> Challenge: Where does the string "прочимъ" appear? Copy every line of the entries below that holds it.
==== Record list
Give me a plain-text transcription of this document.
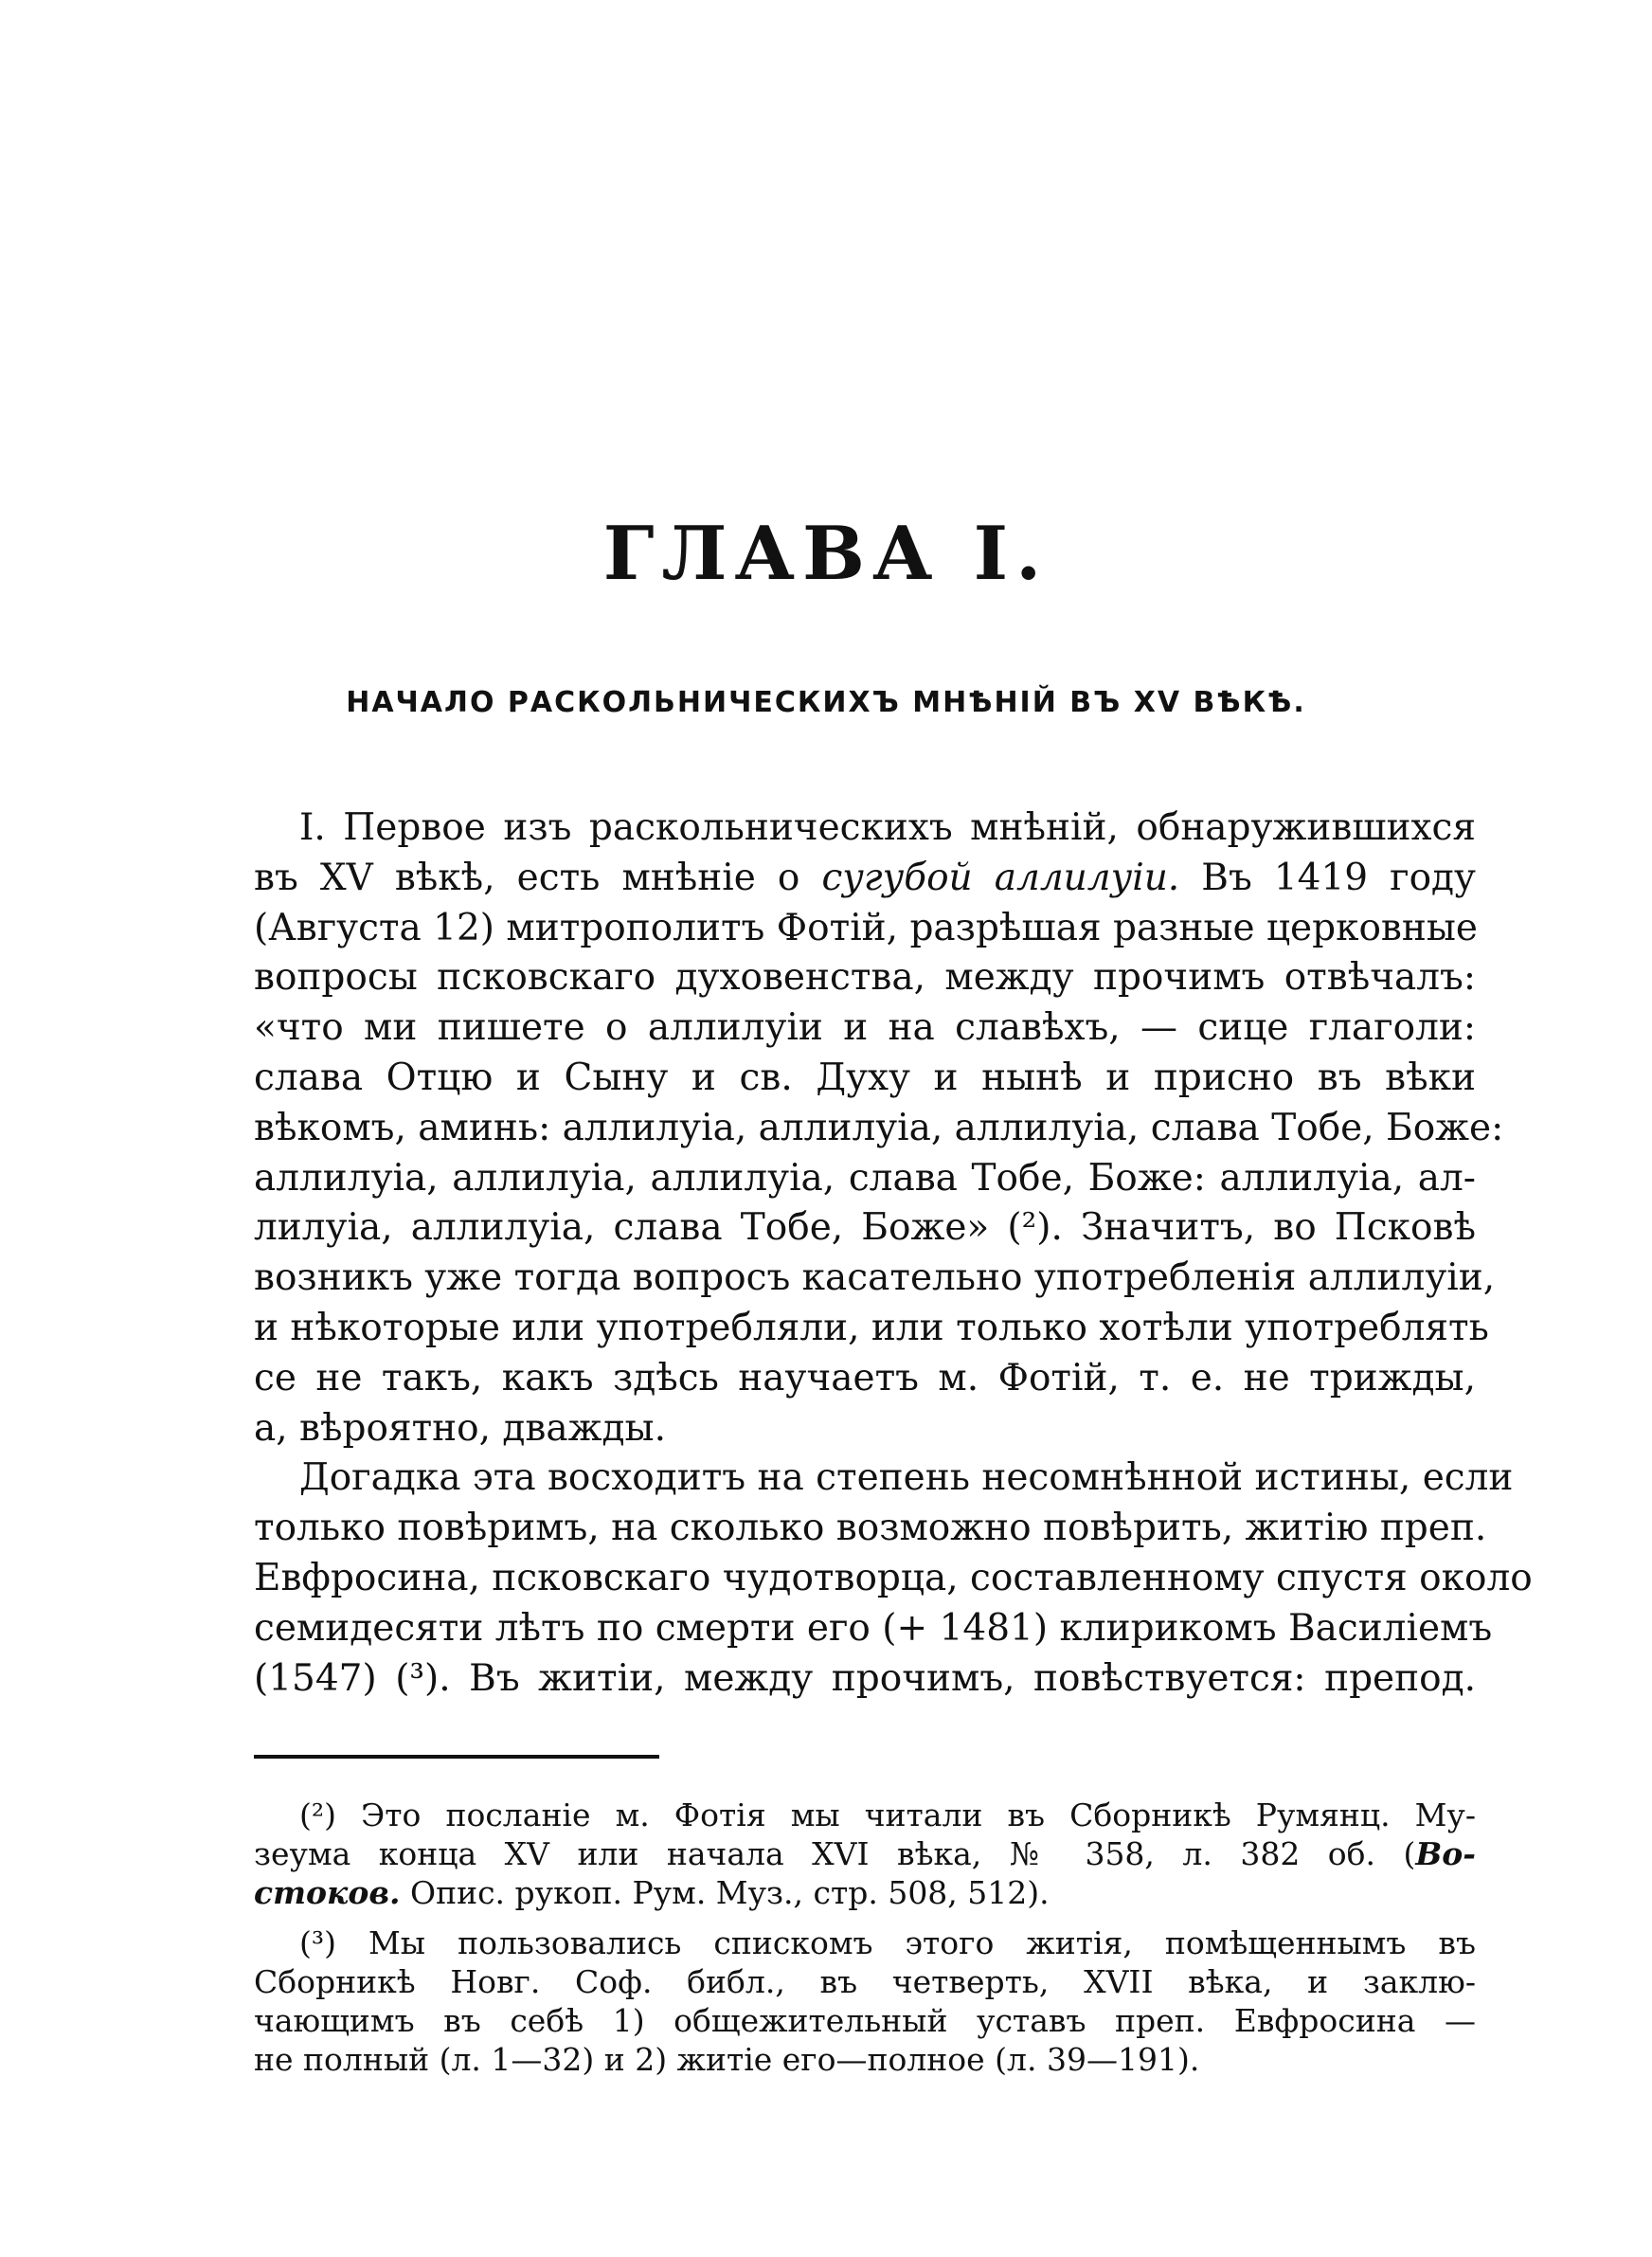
ГЛАВА I.
НАЧАЛО РАСКОЛЬНИЧЕСКИХЪ МНѢНІЙ ВЪ XV ВѢКѢ.
I. Первое изъ раскольническихъ мнѣній, обнаружившихся
въ XV вѣкѣ, есть мнѣніе о сугубой аллилуіи. Въ 1419 году
(Августа 12) митрополитъ Фотій, разрѣшая разные церковные
вопросы псковскаго духовенства, между прочимъ отвѣчалъ:
«что ми пишете о аллилуіи и на славѣхъ, — сице глаголи:
слава Отцю и Сыну и св. Духу и нынѣ и присно въ вѣки
вѣкомъ, аминь: аллилуіа, аллилуіа, аллилуіа, слава Тобе, Боже:
аллилуіа, аллилуіа, аллилуіа, слава Тобе, Боже: аллилуіа, ал-
лилуіа, аллилуіа, слава Тобе, Боже» (²). Значитъ, во Псковѣ
возникъ уже тогда вопросъ касательно употребленія аллилуіи,
и нѣкоторые или употребляли, или только хотѣли употреблять
се не такъ, какъ здѣсь научаетъ м. Фотій, т. е. не трижды,
а, вѣроятно, дважды.
Догадка эта восходитъ на степень несомнѣнной истины, если
только повѣримъ, на сколько возможно повѣрить, житію преп.
Евфросина, псковскаго чудотворца, составленному спустя около
семидесяти лѣтъ по смерти его (+ 1481) клирикомъ Василіемъ
(1547) (³). Въ житіи, между прочимъ, повѣствуется: препод.
(²) Это посланіе м. Фотія мы читали въ Сборникѣ Румянц. Му-
зеума конца XV или начала XVI вѣка, № 358, л. 382 об. (Во-
стоков. Опис. рукоп. Рум. Муз., стр. 508, 512).
(³) Мы пользовались спискомъ этого житія, помѣщеннымъ въ
Сборникѣ Новг. Соф. библ., въ четверть, XVII вѣка, и заклю-
чающимъ въ себѣ 1) общежительный уставъ преп. Евфросина —
не полный (л. 1—32) и 2) житіе его—полное (л. 39—191).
========
> Response for this exercise:
вопросы псковскаго духовенства, между прочимъ отвѣчалъ:
(1547) (³). Въ житіи, между прочимъ, повѣствуется: препод.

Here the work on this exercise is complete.